• [What you are asked to do]: Gather up all lines that carry the word "values".

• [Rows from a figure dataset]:
=-=-=-=-=

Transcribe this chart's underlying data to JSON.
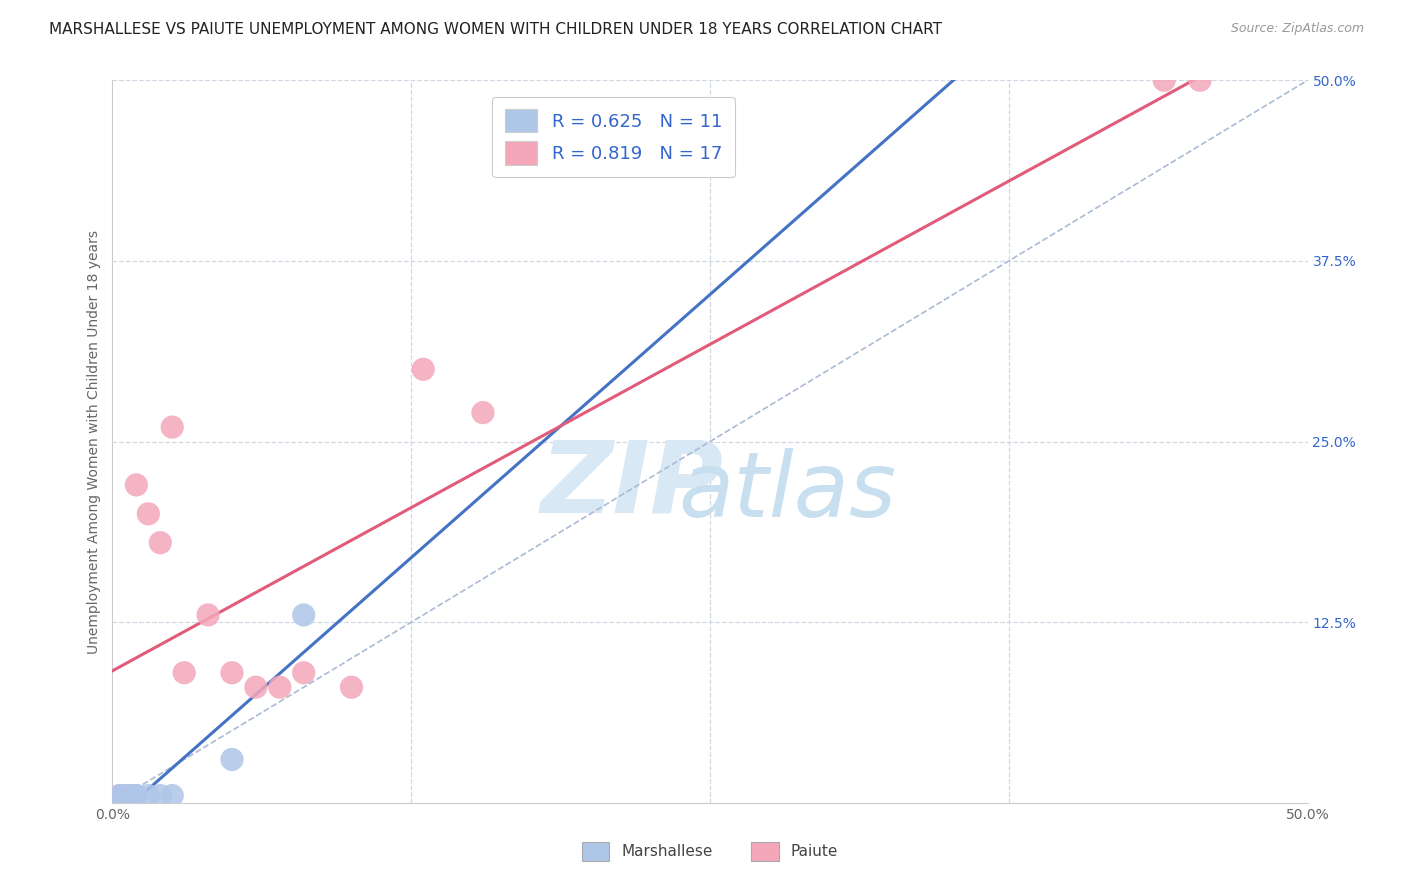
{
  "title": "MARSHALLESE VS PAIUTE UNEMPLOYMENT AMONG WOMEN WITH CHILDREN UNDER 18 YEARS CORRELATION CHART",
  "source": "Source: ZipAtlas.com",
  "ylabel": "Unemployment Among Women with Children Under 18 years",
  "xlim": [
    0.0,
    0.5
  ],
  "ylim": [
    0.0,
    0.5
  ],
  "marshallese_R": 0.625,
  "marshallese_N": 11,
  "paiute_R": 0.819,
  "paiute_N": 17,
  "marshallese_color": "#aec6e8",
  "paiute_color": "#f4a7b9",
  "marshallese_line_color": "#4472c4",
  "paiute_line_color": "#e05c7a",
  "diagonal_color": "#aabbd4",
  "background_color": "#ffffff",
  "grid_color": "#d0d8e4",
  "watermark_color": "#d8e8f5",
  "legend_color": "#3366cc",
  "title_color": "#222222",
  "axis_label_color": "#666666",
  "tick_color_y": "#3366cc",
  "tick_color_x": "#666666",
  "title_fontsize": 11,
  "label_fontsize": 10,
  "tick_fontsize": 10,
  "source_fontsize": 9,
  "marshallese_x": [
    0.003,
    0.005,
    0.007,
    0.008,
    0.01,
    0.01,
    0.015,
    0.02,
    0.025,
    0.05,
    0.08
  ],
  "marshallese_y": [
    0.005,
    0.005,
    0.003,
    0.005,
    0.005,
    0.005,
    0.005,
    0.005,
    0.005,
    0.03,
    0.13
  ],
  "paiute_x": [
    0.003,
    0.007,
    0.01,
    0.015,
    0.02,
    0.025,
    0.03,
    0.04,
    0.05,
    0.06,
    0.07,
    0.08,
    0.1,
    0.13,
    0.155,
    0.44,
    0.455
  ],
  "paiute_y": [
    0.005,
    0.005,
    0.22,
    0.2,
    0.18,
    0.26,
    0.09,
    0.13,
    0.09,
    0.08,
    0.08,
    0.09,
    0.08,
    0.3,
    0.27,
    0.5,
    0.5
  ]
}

=-=-=-=-=

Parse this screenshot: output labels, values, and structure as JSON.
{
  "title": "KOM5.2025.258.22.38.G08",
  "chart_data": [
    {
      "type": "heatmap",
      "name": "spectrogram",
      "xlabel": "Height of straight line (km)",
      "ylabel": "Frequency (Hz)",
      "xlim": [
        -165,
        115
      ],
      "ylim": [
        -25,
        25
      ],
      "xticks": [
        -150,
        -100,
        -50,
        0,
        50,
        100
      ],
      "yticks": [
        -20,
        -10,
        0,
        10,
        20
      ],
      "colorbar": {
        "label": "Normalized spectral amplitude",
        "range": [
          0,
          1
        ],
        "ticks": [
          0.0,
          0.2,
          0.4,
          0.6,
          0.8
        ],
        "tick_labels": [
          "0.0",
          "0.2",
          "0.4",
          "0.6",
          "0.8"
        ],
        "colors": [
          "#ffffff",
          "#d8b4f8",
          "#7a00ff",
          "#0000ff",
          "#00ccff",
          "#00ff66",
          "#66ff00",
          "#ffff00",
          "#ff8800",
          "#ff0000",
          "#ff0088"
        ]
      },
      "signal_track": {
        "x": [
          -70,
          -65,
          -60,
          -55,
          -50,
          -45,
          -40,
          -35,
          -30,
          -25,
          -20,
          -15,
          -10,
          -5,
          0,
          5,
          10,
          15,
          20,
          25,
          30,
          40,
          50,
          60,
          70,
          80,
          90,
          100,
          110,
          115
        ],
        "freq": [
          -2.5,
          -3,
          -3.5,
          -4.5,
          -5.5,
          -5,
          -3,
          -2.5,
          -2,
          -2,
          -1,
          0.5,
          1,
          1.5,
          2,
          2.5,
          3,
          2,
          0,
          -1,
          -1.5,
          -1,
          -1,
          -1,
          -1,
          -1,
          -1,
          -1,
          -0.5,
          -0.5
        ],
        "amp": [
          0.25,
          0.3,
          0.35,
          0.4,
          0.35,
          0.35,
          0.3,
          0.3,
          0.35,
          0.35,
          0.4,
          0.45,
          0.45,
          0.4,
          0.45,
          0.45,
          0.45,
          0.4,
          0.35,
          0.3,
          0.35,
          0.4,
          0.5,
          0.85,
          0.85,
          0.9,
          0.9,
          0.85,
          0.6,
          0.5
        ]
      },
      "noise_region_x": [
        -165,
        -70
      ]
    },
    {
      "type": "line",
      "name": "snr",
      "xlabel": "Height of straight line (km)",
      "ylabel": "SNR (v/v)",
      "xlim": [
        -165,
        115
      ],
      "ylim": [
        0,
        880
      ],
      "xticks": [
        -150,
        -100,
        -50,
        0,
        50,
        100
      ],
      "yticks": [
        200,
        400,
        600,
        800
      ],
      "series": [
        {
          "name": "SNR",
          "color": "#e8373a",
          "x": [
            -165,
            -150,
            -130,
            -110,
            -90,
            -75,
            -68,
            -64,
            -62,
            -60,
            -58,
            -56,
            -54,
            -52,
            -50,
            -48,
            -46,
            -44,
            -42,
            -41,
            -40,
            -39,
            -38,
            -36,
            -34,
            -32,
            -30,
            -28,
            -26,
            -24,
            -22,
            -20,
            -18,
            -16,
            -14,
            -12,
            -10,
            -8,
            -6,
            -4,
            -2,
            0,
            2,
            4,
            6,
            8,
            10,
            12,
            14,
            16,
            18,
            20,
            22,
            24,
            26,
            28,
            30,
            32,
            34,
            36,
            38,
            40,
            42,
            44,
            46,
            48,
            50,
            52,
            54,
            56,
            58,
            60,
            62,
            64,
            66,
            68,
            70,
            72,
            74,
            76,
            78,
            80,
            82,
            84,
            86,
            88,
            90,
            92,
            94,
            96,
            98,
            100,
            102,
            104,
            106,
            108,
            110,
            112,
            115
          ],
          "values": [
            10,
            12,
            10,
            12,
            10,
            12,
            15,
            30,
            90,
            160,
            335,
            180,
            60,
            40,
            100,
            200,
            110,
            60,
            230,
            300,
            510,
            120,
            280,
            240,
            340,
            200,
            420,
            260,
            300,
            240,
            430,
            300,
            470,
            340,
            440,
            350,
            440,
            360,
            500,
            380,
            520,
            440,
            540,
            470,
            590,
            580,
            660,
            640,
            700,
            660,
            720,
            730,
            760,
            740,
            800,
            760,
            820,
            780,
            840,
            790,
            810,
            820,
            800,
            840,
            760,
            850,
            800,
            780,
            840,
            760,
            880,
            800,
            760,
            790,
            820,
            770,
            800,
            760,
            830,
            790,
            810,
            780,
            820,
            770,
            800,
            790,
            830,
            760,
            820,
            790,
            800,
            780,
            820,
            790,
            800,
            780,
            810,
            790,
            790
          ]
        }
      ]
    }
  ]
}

=-=-=-=-=

• [Response]:
Parse this screenshot: output labels, values, and structure as JSON.
          "values": [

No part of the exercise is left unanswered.